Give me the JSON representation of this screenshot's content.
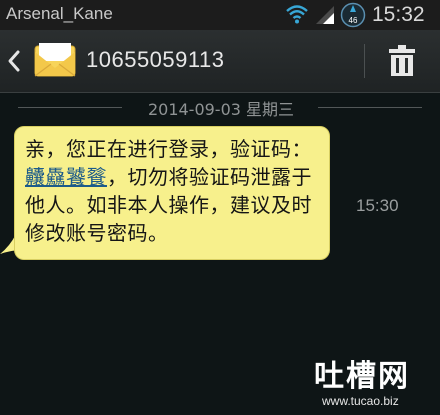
{
  "status_bar": {
    "carrier": "Arsenal_Kane",
    "network_badge": "46",
    "time": "15:32",
    "icons": [
      "wifi-icon",
      "signal-icon",
      "network-activity-icon"
    ]
  },
  "header": {
    "contact": "10655059113",
    "icons": [
      "back-icon",
      "envelope-icon",
      "trash-icon"
    ]
  },
  "conversation": {
    "date_separator": "2014-09-03 星期三",
    "messages": [
      {
        "text_before": "亲，您正在进行登录，验证码：",
        "code": "齉驫饕餮",
        "text_after": "，切勿将验证码泄露于他人。如非本人操作，建议及时修改账号密码。",
        "time": "15:30"
      }
    ]
  },
  "watermark": {
    "text": "吐槽网",
    "url": "www.tucao.biz"
  },
  "colors": {
    "background": "#0e1516",
    "bubble": "#f7f08c",
    "header": "#2b2f30",
    "link": "#1d5b8a"
  }
}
• • •
Transcribe the full listing above exactly, with the images removed.

Give me the JSON representation of this screenshot's content.
{
  "status_bar": {
    "carrier": "Arsenal_Kane",
    "network_badge": "46",
    "time": "15:32",
    "icons": [
      "wifi-icon",
      "signal-icon",
      "network-activity-icon"
    ]
  },
  "header": {
    "contact": "10655059113",
    "icons": [
      "back-icon",
      "envelope-icon",
      "trash-icon"
    ]
  },
  "conversation": {
    "date_separator": "2014-09-03 星期三",
    "messages": [
      {
        "text_before": "亲，您正在进行登录，验证码：",
        "code": "齉驫饕餮",
        "text_after": "，切勿将验证码泄露于他人。如非本人操作，建议及时修改账号密码。",
        "time": "15:30"
      }
    ]
  },
  "watermark": {
    "text": "吐槽网",
    "url": "www.tucao.biz"
  },
  "colors": {
    "background": "#0e1516",
    "bubble": "#f7f08c",
    "header": "#2b2f30",
    "link": "#1d5b8a"
  }
}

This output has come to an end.